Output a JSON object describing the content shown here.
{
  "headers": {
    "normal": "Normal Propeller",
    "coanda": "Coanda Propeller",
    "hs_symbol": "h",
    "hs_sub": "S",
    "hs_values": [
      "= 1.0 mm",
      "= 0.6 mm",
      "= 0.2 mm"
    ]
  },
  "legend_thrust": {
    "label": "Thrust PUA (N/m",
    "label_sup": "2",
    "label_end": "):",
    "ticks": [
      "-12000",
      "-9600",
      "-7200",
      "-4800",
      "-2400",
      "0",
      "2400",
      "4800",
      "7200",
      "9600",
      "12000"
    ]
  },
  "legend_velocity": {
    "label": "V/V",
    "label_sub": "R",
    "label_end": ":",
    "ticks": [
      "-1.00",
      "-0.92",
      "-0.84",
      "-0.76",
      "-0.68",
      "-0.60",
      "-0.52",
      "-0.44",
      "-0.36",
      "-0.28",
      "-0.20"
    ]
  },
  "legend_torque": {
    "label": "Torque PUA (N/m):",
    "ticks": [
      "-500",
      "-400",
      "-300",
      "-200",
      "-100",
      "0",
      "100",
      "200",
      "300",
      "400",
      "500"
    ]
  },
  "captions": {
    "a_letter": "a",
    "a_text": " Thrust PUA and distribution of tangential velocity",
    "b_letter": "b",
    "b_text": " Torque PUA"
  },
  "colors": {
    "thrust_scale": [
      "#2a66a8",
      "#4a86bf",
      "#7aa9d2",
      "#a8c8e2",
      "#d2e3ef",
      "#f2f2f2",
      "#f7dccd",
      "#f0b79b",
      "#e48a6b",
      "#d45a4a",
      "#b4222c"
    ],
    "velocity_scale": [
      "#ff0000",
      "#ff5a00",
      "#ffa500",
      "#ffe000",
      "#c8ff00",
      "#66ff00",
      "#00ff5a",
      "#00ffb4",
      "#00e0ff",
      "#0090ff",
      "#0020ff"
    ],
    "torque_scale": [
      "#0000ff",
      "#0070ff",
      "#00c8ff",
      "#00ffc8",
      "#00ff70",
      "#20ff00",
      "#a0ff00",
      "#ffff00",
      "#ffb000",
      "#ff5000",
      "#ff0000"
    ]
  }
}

## Exercise goal
Return every line from the records above that holds the word "Propeller".

## Finished task
    "normal": "Normal Propeller",
    "coanda": "Coanda Propeller",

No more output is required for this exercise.